-- SELECTED TEXT start --

Ever since I was a kid, I've loved the idea of going off on a boat of my own. The independence of self-supported on-the-water life had a romantic appeal before I even understood what "romantic appeal" meant: do what I want, go where I want, when I want, in a boat small enough to explore all those little waterfront nooks and crannies the grownups never seemed to have time for. After all, summers were already way too short.

The Ranger Tugs R-23 is a trailerable mini yacht that has separate sleeping for two or sleeping two together with the filler-cushion.

I've since discovered I don't really like being on boats by myself. The pleasure of life on the water is better shared, whether kicking back with a cocktail on the hook or winning a sailboat race.

But pocket trawlers have reinvigorated my childhood fantasy. If I only had one of these little beauties, I'd have everything I needed within reach—and the mobility to explore wherever and whenever I wanted. And judging by the popularity of stories about small salty cruisers, I'm not the only one who dreams of ditching life ashore and heading out on something simple, good looking, and practical.

-- SELECTED TEXT end --
-- DATA LISTING start --

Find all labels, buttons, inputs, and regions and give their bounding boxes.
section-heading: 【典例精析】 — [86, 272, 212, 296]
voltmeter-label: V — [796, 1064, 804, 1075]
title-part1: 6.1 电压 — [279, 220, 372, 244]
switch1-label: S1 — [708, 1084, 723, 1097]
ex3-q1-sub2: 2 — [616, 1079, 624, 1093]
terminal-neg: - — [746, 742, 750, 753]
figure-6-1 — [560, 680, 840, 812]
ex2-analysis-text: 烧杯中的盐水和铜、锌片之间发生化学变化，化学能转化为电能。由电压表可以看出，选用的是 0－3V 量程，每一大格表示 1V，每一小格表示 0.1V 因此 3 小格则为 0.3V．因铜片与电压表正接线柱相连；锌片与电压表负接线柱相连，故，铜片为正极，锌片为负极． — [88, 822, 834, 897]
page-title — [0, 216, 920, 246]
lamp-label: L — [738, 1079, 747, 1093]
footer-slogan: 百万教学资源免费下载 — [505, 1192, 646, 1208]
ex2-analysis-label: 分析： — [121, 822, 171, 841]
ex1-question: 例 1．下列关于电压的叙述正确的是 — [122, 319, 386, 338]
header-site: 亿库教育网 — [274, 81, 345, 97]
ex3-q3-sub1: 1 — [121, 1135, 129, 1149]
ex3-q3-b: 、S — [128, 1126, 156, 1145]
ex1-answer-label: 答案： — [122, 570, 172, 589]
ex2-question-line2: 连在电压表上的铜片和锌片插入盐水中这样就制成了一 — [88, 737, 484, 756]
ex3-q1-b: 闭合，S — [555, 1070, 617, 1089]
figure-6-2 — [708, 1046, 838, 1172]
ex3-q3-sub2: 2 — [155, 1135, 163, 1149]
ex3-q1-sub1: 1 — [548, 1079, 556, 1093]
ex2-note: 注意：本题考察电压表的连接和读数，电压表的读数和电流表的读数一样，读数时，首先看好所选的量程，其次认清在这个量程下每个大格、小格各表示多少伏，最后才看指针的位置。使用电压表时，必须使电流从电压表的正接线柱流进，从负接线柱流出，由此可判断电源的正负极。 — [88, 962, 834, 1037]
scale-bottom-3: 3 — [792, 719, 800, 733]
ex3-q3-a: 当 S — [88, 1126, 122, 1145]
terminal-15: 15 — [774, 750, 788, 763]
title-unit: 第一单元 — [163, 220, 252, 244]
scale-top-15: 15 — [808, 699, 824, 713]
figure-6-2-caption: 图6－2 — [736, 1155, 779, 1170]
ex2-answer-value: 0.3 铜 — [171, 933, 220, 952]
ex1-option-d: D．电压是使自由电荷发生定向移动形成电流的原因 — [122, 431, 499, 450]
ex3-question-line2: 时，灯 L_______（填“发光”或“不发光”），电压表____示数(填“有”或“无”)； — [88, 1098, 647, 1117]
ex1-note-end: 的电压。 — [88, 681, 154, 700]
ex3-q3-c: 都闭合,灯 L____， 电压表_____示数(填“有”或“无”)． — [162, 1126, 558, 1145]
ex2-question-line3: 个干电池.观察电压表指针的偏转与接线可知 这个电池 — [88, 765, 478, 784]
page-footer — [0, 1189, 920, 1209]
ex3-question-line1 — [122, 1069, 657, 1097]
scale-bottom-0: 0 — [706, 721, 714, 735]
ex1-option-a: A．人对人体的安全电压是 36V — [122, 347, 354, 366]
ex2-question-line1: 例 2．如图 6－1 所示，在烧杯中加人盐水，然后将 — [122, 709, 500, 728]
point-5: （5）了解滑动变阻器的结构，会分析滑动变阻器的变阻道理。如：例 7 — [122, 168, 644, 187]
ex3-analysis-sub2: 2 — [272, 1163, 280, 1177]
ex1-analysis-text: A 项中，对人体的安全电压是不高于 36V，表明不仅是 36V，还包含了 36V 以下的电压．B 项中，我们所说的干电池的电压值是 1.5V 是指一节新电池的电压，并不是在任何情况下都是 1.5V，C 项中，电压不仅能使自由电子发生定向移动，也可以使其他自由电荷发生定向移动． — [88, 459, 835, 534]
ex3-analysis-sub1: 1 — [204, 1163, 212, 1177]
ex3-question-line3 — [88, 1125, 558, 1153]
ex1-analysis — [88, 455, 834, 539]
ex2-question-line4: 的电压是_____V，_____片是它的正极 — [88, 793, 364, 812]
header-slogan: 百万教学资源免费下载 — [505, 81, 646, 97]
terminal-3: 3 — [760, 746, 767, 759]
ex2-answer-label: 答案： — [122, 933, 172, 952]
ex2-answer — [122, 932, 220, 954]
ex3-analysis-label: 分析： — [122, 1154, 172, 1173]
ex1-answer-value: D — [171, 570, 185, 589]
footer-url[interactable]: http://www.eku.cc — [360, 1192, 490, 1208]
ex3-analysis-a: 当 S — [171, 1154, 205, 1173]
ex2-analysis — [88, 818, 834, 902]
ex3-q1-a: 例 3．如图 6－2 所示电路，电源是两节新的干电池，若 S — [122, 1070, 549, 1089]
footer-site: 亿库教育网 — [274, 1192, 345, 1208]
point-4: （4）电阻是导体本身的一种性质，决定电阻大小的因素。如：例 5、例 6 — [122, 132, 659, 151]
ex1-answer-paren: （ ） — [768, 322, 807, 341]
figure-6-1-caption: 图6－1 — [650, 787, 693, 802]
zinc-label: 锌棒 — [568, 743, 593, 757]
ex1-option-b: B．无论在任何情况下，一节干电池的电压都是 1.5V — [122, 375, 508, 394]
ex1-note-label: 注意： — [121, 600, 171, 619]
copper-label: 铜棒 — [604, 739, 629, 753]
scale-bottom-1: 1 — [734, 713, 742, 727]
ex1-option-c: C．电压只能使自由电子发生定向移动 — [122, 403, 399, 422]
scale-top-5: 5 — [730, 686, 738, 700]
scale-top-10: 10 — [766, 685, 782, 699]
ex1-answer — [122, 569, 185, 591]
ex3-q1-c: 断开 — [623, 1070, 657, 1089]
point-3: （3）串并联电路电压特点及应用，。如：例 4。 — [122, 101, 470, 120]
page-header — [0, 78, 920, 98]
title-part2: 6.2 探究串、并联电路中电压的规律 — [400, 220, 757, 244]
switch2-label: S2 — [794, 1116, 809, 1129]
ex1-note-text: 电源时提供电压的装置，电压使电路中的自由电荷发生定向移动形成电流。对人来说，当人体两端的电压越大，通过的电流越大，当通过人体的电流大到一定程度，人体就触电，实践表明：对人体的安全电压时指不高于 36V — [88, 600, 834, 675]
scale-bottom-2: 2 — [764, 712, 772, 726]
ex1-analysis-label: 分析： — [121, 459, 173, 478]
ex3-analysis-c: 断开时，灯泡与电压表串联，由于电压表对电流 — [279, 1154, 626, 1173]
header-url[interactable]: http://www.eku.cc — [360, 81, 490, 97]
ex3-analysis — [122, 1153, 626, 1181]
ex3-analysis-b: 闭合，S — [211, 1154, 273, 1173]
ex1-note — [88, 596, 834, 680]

-- DATA LISTING end --

◆ OBJECTIVES ◆
a) According to the pocket trawler passage, what kind of vessel is the Ranger Tugs R-23?
b) Update the pocket trawler passage, starting with "I've since discovered" and going on through "looking, and practical.", so that "childhood fantasy" is replaced by "youthful dream".
Answer using only the pocket trawler passage.

◆ EXPECTED ANSWERS ◆
a) It is a trailerable mini yacht with separate sleeping for two, or sleeping for two together with the filler-cushion.

b)
I've since discovered I don't really like being on boats by myself. The pleasure of life on the water is better shared, whether kicking back with a cocktail on the hook or winning a sailboat race.

But pocket trawlers have reinvigorated my youthful dream. If I only had one of these little beauties, I'd have everything I needed within reach—and the mobility to explore wherever and whenever I wanted. And judging by the popularity of stories about small salty cruisers, I'm not the only one who dreams of ditching life ashore and heading out on something simple, good looking, and practical.